▶ _What the task requires_: Using the entries that follow, collect the lines where the word "boissons" appears.

▶ _Listed records_:

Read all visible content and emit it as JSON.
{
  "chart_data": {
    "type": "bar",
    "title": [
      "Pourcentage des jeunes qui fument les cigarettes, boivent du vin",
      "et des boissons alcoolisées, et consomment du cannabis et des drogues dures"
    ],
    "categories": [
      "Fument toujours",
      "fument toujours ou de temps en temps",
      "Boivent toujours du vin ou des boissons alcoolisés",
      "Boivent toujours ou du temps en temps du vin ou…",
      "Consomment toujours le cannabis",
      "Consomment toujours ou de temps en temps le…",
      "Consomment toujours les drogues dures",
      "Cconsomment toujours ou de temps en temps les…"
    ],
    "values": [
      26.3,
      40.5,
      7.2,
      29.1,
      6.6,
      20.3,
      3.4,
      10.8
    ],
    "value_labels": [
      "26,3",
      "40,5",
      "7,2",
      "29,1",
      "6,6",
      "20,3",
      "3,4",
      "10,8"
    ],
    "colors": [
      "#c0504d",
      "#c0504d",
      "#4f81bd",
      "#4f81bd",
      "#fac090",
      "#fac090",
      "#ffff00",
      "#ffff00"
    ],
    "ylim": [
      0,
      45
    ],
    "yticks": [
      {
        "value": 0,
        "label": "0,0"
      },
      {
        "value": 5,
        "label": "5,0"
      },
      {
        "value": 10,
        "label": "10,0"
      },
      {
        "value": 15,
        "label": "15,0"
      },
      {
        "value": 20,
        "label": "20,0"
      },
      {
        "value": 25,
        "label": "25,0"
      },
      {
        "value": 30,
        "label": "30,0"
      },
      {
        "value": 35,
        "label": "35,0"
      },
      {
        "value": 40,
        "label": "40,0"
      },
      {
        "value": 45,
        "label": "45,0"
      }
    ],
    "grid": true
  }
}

▶ _Solution to the problem_:
      "et des boissons alcoolisées, et consomment du cannabis et des drogues dures"
      "Boivent toujours du vin ou des boissons alcoolisés",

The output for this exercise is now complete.